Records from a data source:
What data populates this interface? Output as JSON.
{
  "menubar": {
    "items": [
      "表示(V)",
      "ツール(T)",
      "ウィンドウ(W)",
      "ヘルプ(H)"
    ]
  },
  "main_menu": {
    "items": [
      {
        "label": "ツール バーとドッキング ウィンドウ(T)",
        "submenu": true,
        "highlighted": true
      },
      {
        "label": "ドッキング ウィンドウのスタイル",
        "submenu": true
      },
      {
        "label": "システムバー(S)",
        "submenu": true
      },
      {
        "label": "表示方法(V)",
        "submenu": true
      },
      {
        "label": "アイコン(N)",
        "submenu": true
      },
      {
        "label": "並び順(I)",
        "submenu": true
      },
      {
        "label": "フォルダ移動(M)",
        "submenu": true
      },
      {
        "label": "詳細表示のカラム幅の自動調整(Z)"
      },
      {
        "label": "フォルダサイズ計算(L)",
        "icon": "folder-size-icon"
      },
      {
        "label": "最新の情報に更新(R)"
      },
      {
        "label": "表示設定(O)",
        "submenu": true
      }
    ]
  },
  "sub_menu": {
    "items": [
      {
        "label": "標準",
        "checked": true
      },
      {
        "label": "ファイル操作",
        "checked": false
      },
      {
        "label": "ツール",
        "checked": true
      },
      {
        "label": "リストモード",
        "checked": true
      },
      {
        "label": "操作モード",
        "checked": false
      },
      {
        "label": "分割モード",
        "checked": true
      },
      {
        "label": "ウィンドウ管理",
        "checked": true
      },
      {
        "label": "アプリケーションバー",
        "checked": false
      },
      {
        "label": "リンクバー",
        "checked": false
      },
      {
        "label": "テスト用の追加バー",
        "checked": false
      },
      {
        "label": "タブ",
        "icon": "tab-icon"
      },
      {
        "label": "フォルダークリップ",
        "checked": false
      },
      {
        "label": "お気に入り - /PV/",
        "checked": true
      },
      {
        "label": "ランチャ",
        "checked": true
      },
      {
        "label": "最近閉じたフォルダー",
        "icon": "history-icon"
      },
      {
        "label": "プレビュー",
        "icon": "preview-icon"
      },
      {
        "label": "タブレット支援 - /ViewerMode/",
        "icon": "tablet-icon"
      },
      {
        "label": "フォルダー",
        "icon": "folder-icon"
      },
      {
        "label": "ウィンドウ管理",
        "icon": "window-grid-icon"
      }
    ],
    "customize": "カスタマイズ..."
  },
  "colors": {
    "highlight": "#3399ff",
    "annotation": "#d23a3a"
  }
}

» **STATED PROBLEM**
Every entry needs to be retyped exactly.

» **FINISHED ANSWER**
What data populates this interface? Output as JSON.
{
  "menubar": {
    "items": [
      "表示(V)",
      "ツール(T)",
      "ウィンドウ(W)",
      "ヘルプ(H)"
    ]
  },
  "main_menu": {
    "items": [
      {
        "label": "ツール バーとドッキング ウィンドウ(T)",
        "submenu": true,
        "highlighted": true
      },
      {
        "label": "ドッキング ウィンドウのスタイル",
        "submenu": true
      },
      {
        "label": "システムバー(S)",
        "submenu": true
      },
      {
        "label": "表示方法(V)",
        "submenu": true
      },
      {
        "label": "アイコン(N)",
        "submenu": true
      },
      {
        "label": "並び順(I)",
        "submenu": true
      },
      {
        "label": "フォルダ移動(M)",
        "submenu": true
      },
      {
        "label": "詳細表示のカラム幅の自動調整(Z)"
      },
      {
        "label": "フォルダサイズ計算(L)",
        "icon": "folder-size-icon"
      },
      {
        "label": "最新の情報に更新(R)"
      },
      {
        "label": "表示設定(O)",
        "submenu": true
      }
    ]
  },
  "sub_menu": {
    "items": [
      {
        "label": "標準",
        "checked": true
      },
      {
        "label": "ファイル操作",
        "checked": false
      },
      {
        "label": "ツール",
        "checked": true
      },
      {
        "label": "リストモード",
        "checked": true
      },
      {
        "label": "操作モード",
        "checked": false
      },
      {
        "label": "分割モード",
        "checked": true
      },
      {
        "label": "ウィンドウ管理",
        "checked": true
      },
      {
        "label": "アプリケーションバー",
        "checked": false
      },
      {
        "label": "リンクバー",
        "checked": false
      },
      {
        "label": "テスト用の追加バー",
        "checked": false
      },
      {
        "label": "タブ",
        "icon": "tab-icon"
      },
      {
        "label": "フォルダークリップ",
        "checked": false
      },
      {
        "label": "お気に入り - /PV/",
        "checked": true
      },
      {
        "label": "ランチャ",
        "checked": true
      },
      {
        "label": "最近閉じたフォルダー",
        "icon": "history-icon"
      },
      {
        "label": "プレビュー",
        "icon": "preview-icon"
      },
      {
        "label": "タブレット支援 - /ViewerMode/",
        "icon": "tablet-icon"
      },
      {
        "label": "フォルダー",
        "icon": "folder-icon"
      },
      {
        "label": "ウィンドウ管理",
        "icon": "window-grid-icon"
      }
    ],
    "customize": "カスタマイズ..."
  },
  "colors": {
    "highlight": "#3399ff",
    "annotation": "#d23a3a"
  }
}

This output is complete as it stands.